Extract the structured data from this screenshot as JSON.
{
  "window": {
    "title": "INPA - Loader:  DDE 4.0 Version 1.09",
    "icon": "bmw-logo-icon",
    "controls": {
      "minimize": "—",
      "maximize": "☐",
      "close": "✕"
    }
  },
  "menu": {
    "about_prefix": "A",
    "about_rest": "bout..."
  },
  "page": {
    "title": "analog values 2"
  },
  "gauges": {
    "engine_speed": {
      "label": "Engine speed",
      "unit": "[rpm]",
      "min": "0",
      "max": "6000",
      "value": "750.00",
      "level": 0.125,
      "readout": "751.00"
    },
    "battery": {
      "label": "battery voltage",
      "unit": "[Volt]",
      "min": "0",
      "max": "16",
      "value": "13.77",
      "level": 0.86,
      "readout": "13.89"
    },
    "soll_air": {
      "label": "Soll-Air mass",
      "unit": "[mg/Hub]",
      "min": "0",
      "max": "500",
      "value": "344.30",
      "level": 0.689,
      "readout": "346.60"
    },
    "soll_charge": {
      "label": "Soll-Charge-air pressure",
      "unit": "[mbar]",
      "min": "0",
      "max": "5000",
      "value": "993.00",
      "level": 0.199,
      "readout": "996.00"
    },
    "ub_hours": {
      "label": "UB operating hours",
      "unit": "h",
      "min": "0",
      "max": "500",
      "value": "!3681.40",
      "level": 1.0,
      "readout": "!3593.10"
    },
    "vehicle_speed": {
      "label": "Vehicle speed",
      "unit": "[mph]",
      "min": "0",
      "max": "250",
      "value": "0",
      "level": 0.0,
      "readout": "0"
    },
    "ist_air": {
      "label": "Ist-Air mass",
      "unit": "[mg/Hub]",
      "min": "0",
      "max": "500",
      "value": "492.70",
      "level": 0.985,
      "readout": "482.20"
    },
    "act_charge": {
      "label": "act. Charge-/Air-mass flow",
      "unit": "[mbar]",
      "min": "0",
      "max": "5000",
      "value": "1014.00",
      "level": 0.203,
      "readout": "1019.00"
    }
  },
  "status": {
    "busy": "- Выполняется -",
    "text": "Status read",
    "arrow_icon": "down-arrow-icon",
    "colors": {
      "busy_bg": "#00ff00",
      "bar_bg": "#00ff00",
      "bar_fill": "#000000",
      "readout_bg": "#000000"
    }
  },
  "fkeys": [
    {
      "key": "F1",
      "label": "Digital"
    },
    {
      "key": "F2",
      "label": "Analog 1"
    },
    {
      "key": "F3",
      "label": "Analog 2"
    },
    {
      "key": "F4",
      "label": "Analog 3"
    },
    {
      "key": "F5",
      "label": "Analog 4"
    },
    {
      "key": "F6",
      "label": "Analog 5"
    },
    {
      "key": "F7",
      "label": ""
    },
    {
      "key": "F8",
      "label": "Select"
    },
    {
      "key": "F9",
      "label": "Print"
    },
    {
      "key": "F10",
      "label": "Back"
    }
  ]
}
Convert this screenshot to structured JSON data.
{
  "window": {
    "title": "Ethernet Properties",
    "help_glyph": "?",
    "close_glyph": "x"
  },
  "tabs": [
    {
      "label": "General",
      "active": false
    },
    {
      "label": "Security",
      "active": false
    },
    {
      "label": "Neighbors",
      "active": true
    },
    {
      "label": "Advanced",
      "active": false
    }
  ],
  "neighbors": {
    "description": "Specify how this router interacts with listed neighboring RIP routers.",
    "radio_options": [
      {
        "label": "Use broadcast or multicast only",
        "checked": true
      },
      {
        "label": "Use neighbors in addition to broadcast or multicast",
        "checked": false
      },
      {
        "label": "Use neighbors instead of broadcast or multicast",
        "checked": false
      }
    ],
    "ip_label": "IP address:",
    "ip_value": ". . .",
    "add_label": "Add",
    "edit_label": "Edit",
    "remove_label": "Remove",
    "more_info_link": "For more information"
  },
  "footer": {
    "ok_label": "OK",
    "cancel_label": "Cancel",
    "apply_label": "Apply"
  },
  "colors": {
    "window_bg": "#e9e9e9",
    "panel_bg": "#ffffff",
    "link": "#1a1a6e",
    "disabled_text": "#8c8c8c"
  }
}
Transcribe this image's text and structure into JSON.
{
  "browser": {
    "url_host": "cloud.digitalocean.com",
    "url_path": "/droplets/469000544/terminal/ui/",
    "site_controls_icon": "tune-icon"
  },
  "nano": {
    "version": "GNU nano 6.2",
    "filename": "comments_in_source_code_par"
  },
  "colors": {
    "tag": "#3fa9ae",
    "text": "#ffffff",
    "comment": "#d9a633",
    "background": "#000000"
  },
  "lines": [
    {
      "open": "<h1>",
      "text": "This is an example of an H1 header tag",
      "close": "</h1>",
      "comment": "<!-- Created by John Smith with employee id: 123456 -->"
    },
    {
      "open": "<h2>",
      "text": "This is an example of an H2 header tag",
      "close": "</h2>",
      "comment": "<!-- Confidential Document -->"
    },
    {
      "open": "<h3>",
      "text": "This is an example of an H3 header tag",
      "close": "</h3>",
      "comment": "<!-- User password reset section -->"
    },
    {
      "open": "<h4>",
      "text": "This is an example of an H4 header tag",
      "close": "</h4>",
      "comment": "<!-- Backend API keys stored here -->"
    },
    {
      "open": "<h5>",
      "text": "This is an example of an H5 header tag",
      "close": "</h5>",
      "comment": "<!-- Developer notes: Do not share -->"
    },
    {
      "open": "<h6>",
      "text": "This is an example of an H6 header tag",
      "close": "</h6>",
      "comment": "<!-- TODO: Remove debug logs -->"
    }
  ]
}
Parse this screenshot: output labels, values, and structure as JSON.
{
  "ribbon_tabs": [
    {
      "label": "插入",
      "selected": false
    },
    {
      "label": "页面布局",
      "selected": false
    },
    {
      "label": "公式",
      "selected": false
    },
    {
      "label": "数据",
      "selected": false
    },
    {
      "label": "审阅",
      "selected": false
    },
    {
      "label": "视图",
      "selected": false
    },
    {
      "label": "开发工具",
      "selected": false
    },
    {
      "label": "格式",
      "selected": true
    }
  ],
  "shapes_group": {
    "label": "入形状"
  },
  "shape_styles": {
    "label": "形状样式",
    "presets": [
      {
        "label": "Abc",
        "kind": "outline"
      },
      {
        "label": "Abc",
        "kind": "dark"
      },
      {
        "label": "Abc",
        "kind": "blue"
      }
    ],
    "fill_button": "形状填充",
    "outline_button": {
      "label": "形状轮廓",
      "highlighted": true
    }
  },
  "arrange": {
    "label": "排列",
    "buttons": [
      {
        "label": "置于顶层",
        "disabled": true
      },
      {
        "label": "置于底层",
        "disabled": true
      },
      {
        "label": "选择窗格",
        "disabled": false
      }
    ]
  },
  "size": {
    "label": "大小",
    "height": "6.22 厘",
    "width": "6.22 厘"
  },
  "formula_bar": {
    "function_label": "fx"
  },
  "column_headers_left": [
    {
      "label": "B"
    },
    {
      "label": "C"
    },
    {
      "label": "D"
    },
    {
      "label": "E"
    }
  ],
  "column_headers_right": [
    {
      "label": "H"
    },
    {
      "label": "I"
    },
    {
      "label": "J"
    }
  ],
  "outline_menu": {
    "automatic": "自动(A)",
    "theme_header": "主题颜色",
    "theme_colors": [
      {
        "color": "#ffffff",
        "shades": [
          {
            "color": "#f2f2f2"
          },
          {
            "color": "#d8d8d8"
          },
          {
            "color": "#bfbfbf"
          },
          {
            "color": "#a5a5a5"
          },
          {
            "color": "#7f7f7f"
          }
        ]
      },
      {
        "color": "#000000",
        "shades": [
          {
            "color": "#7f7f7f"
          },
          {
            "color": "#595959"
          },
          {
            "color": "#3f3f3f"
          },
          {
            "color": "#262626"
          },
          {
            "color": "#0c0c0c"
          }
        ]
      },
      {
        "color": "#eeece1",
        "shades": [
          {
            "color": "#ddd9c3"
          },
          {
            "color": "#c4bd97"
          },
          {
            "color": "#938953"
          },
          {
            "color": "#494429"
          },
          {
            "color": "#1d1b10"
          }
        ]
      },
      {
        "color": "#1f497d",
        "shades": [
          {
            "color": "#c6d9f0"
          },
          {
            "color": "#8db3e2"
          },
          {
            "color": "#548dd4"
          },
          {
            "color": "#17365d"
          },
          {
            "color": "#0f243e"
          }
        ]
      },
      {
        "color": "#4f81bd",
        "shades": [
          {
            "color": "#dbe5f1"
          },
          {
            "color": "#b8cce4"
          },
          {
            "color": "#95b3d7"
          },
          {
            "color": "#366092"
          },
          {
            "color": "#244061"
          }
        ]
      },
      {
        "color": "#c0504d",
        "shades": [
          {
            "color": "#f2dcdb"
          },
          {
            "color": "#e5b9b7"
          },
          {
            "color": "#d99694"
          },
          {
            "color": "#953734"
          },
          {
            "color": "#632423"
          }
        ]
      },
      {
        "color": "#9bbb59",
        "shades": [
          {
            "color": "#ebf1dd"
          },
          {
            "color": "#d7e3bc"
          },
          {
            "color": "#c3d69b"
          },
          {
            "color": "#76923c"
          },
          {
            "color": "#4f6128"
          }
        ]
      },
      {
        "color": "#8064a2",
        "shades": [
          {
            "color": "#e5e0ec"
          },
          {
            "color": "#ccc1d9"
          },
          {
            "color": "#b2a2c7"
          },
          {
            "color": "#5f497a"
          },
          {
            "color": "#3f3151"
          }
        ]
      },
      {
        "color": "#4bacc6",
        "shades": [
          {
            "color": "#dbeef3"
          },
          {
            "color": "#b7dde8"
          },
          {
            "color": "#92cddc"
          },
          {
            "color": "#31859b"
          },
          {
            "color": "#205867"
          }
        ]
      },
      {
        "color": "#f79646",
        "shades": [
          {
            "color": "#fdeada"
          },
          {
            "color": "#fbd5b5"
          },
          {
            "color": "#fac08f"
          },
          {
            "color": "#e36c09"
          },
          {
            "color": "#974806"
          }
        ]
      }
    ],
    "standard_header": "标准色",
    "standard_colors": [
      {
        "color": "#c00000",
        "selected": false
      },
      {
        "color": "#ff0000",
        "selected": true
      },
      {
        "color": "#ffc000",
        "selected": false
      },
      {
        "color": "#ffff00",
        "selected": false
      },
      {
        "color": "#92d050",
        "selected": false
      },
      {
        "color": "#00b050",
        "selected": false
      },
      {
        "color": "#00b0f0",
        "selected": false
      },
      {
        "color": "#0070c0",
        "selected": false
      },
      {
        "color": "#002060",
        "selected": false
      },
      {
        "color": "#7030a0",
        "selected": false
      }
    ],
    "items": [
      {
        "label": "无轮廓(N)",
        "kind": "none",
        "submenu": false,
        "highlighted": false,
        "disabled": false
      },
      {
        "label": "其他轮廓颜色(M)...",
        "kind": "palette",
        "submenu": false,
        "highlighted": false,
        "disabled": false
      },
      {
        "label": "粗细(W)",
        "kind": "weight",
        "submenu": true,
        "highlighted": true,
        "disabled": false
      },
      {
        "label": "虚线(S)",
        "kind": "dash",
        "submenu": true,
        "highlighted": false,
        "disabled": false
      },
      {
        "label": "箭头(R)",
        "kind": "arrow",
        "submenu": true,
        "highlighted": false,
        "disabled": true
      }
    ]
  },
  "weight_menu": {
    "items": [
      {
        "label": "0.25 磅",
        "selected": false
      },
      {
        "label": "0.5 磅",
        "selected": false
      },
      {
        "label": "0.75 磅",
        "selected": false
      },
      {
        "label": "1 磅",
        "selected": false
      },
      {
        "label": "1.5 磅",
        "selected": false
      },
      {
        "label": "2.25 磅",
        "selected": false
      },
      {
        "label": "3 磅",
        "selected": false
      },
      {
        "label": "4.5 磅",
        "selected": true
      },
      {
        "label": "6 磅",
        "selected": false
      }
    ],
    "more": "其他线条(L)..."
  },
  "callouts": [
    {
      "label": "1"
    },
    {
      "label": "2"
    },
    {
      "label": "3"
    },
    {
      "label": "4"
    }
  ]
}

### Required task
Pull out each line holding the string "arrow".

### Solution for this problem
    "arrow_icon": "down-arrow-icon",
        "kind": "arrow",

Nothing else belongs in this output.